Work instructions:
[a] From the passage on AR-42 in pancreatic cancer, list every protein whose intratumoral expression changes are described as either proapoptotic or antiproliferative.
[b] Carry on the passage on AR-42 in pancreatic cancer, beginning after its final sentence.

Passage for review:
--- START ---

Our data showed that PANC-1 cells were more resistant to AR-42 than the other cell lines tested, which is consistent with previous reports of PANC-1’s resistance to other HDAC inhibitors, including SAHA, trichostatin A, and panobinostat [9], [11], [39]. For instance, it was reported that SAHA did not inhibit proliferation, had no significant effect on PARP cleavage or caspase-3, and failed to induce expression of p21 in PANC-1 cells, leading the authors to conclude that the major mechanism by which SAHA induces growth arrest in some pancreatic cancer cell lines is dependent on p21 upregulation [11]. In our study, however, despite sensitivity to AR-42–induced upregulation of p21 at sub-μM concentrations and to HDAC inhibition as indicated by increased acetylated-H3, PANC-1 cells were markedly more resistant to the antiproliferative effects of AR-42 (IC50 > 2 μM). The lack of Akt dephosphorylation and the need for a higher dose of AR-42 to downregulate BCL-XL expression in PANC-1 cells may suggest a mechanism by which this cell line is more resistant to HDAC inhibitors. Characterizing the molecular determinants of this resistance may be useful in identifying responsive patient subpopulations.
These in vitro antiproliferative effects of AR-42 were reflected in our in vivo studies, in which oral AR-42 suppressed tumor growth in both the subcutaneous AsPC-1 xenograft tumor model and the genetically engineered KPfl/flC model of pancreatic cancer. This tumor suppression was associated with changes in intratumoral biomarkers that reflected drug effects observed in vitro. These included proapoptotic changes in the expression of BCL-XL and BAK and antiproliferative changes in c-Myc, PCNA, and cyclin B1 expression, which were associated with biomarkers of HDAC inhibition.
From a translational perspective, AR-42’s antitumor activity in KPfl/flC mice is noteworthy in that this model was engineered to harbor genetic lesions in the pancreas that have been shown to contribute to pancreatic carcinogenesis and progression in people. Specifically, these mice carry an oncogenic mutation in codon 12 of KRAS, rendering it constitutively active, and p53 nullizygosity, which generates rapidly progressing and lethal adenocarcinomas in 100% of mice by 8 weeks of age [40]. This model recapitulates many aspects of the progression of PDAC development seen in pancreatic cancer patients. Equally important is that the combination of AR-42 with gemcitabine improved the overall survival of KPfl/flC mice over that of mice treated with either agent alone. This combinatorial effect of AR-42 and gemcitabine on survival is reminiscent of the findings of a recent study reporting improved efficacy for the combination of gemcitabine and nab-paclitaxel [41] and suggests that AR-42 may provide additional benefit in a regimen combining AR-42, gemcitabine, and nab-paclitaxel.

--- END ---

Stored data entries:
--- START ---

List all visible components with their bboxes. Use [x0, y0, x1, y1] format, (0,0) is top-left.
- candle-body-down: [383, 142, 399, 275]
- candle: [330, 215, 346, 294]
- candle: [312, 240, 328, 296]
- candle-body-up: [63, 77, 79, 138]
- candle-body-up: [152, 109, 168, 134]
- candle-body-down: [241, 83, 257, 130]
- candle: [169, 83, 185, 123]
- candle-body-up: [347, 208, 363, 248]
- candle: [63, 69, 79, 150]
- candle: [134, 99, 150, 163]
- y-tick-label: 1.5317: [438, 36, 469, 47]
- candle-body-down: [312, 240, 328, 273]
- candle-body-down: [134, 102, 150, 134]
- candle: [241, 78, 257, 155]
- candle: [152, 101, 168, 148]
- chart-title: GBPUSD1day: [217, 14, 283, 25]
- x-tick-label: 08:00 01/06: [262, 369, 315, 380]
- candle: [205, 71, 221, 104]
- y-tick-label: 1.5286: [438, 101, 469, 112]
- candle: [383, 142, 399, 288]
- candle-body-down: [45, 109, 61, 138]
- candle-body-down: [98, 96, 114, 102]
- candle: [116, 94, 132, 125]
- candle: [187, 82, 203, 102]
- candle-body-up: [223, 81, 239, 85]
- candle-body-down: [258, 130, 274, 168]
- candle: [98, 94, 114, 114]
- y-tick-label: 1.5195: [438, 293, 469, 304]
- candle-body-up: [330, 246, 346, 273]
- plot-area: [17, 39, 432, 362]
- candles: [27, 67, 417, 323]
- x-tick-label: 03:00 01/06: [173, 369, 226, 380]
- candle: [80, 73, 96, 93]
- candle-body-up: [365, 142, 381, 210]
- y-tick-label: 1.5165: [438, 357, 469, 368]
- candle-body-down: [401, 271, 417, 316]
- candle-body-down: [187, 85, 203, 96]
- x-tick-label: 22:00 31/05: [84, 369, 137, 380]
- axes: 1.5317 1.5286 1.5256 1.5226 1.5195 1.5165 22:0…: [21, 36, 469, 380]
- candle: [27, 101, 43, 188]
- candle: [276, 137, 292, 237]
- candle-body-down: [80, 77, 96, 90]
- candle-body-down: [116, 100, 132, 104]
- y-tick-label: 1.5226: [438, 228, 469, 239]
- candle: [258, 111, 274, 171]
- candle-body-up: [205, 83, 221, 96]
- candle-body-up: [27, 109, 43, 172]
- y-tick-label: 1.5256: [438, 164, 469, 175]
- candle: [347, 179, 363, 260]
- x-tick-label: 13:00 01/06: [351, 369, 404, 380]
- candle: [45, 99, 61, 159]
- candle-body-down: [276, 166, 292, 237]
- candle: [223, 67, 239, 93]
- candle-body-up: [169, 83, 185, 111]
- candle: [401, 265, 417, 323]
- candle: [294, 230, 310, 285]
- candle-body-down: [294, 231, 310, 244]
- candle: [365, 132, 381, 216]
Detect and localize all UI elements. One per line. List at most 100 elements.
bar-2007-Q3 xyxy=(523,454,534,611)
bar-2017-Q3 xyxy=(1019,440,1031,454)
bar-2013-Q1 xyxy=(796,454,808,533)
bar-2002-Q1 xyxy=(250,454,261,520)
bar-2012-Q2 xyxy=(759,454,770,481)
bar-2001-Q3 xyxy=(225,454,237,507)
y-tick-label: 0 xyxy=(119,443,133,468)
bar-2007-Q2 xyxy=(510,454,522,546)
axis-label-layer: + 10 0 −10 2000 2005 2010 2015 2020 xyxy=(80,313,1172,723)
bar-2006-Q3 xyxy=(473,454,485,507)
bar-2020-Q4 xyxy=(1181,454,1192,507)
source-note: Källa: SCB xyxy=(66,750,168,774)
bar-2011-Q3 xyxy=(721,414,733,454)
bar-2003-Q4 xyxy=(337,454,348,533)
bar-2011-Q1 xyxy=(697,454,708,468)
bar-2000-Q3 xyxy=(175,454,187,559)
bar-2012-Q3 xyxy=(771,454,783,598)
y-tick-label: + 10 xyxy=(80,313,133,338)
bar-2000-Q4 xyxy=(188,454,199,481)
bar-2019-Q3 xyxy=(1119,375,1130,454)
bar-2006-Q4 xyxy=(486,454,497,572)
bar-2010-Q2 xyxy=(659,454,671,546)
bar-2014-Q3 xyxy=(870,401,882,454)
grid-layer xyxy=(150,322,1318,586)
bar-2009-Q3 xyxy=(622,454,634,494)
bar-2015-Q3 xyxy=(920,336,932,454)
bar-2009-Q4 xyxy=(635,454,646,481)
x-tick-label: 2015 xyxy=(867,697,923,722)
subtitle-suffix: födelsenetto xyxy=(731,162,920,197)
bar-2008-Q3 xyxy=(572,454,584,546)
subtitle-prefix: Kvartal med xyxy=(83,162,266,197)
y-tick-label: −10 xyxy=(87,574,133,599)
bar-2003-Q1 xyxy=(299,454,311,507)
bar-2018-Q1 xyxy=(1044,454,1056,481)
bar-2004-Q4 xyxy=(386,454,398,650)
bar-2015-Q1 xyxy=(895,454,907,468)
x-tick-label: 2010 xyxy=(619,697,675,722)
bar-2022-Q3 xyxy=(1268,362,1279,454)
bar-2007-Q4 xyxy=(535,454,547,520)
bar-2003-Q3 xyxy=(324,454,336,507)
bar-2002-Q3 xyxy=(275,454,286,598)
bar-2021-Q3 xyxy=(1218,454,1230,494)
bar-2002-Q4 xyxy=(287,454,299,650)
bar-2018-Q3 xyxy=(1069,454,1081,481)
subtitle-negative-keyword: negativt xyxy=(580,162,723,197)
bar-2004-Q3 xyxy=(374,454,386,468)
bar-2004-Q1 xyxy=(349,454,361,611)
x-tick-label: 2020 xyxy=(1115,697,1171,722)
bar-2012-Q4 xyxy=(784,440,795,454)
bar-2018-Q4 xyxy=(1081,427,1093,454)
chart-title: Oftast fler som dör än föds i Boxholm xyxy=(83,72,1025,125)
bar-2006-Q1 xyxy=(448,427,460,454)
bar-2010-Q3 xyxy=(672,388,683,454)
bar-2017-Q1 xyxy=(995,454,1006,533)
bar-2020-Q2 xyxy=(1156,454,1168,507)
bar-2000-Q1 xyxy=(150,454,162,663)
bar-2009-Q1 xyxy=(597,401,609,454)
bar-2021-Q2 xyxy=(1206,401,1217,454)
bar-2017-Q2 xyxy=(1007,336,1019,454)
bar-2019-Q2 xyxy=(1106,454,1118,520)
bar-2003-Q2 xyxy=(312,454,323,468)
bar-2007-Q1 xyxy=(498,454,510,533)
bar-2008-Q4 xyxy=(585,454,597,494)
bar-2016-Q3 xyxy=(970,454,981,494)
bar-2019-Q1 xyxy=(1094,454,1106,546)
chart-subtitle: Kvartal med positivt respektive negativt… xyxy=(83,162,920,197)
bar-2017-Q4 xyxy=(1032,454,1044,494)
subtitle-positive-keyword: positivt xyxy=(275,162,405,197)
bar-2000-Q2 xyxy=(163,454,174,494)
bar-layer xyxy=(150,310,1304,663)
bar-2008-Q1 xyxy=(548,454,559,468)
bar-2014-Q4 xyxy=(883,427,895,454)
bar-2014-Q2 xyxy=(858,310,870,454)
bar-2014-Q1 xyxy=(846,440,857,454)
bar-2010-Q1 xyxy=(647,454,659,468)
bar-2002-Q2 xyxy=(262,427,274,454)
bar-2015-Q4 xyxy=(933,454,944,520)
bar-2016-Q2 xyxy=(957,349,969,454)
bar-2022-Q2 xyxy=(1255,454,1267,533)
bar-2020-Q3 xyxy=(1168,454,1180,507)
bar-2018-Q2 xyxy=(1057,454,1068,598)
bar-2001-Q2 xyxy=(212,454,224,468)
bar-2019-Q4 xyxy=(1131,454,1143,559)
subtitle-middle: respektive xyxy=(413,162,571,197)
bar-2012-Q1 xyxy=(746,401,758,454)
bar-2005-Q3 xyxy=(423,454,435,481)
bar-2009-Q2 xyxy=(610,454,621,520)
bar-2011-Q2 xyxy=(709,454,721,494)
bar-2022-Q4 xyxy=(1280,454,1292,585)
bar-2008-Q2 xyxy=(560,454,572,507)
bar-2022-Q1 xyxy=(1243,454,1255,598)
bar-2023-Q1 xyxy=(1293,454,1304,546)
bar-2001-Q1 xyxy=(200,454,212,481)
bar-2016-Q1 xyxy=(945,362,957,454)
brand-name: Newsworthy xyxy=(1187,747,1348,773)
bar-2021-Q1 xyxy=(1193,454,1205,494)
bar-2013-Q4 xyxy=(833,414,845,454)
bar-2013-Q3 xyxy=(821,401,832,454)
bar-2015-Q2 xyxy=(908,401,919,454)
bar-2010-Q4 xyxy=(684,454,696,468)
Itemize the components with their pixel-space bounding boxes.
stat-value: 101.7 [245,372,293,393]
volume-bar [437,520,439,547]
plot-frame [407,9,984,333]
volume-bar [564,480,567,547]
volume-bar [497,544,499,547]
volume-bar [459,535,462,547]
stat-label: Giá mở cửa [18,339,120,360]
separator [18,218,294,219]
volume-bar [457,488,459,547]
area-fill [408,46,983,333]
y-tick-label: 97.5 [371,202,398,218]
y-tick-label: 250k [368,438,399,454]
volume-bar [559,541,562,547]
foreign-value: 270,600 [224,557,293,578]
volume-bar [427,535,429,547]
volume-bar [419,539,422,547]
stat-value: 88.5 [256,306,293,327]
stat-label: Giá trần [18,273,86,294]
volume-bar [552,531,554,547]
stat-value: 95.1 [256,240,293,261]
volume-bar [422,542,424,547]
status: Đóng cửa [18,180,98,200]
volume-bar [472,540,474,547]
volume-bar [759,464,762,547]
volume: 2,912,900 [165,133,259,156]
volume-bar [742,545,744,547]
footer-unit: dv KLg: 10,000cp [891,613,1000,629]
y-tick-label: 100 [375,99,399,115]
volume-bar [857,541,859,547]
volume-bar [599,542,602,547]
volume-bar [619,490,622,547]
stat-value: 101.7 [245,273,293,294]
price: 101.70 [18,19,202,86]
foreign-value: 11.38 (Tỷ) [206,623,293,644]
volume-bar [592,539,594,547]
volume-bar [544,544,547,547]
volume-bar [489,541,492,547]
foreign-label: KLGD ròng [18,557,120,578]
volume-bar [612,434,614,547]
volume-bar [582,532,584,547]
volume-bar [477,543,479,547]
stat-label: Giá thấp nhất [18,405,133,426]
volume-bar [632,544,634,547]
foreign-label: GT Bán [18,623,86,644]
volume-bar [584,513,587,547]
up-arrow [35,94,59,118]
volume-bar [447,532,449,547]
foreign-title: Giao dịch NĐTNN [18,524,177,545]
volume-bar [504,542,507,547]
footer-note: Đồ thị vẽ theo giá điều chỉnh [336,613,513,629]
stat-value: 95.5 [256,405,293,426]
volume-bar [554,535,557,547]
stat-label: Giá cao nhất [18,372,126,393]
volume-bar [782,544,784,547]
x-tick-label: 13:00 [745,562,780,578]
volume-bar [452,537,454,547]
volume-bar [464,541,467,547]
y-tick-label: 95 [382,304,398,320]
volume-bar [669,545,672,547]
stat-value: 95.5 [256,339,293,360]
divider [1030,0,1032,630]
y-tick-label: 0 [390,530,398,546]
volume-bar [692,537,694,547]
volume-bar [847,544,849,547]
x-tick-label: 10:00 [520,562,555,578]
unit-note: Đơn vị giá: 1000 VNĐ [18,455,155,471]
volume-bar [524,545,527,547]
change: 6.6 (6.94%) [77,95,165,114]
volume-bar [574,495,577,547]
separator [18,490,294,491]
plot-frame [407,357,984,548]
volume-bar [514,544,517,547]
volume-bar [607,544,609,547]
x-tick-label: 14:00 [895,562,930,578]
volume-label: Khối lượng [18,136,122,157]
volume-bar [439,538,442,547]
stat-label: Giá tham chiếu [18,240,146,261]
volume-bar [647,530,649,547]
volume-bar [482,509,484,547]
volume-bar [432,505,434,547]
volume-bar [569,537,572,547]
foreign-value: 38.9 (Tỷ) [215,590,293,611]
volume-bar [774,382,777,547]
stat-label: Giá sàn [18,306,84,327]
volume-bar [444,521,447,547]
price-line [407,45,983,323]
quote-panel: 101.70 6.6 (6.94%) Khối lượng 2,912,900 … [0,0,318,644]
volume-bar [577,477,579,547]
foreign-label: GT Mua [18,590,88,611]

--- END ---

Response list:
[a] BCL-XL, BAK, c-Myc, PCNA, cyclin B1

[b]
Cachexia is a devastating condition that affects the majority of PDAC patients, resulting in reduced physical and respiratory function, immunity, chemotherapy response, and overall survival [42]. In particular, pancreatic cancer patients with cachexia have been shown to have a significantly reduced survival, and nearly one third of pancreatic cancer deaths are related to cachexia rather than tumor burden [43]. Reminiscent of its effects in colon and lung tumor models of cancer cachexia [23], our data show that AR-42 can improve muscle function and mass, as determined by measurements of grip strength and muscle fiber size, respectively, suggesting that AR-42 also exhibits anticachectic activity in a model of pancreatic cancer. Future studies will more thoroughly characterize cachexia and the ability of AR-42 to diminish muscle wasting in pancreatic cancer.
Conclusion
In conclusion, this study demonstrates the efficacy of AR-42 in suppressing pancreatic tumor growth through modulation of apoptosis, HDAC inhibition, and cell growth and proliferation and, in combination with the standard of care gemcitabine, in prolonging overall survival in a spontaneous tumor model of pancreatic carcinogenesis. Together, these results suggest that the inclusion of AR-42 in therapeutic regimens represents a promising strategy for the treatment of pancreatic cancer.
The following are the supplementary data related to this article.
Acknowledgements
The authors thank the Tissue Culture Shared Resource of Georgetown Lombardi Comprehensive Cancer Center (Washington, D.C.) for providing the COLO-357 pancreatic cancer cell line. The authors acknowledge the assistance of Pei-Rong Gu (National Cheng Kung University, Taiwan) and the following core facilities: OSU Comprehensive Cancer Center (CCC) Target Validation Shared Resource, OSU-CCC Analytical Cytometry core, National Cheng Kung University (NCKU)-Animal Center, and NCKU Hospital-Clinical Medicine Research Center (Proteomics/microscopy/tissue-bank). The authors also thank Dr. Po-Min Chiang (NCKU, Taiwan) for pathological consultations.
Footnotes
Conflict of Interest: C. S. C. is the inventor of AR-42, which was licensed to Arno Therapeutics, Inc., for clinical development by The Ohio State University Research Foundation. The other authors have no conflict of interest to declare.
Financial support:
Research reported in this publication was supported by:
Lucius A. Wing Endowed Chair Fund from Ohio State University Comprehensive Cancer Center (C.S.C.)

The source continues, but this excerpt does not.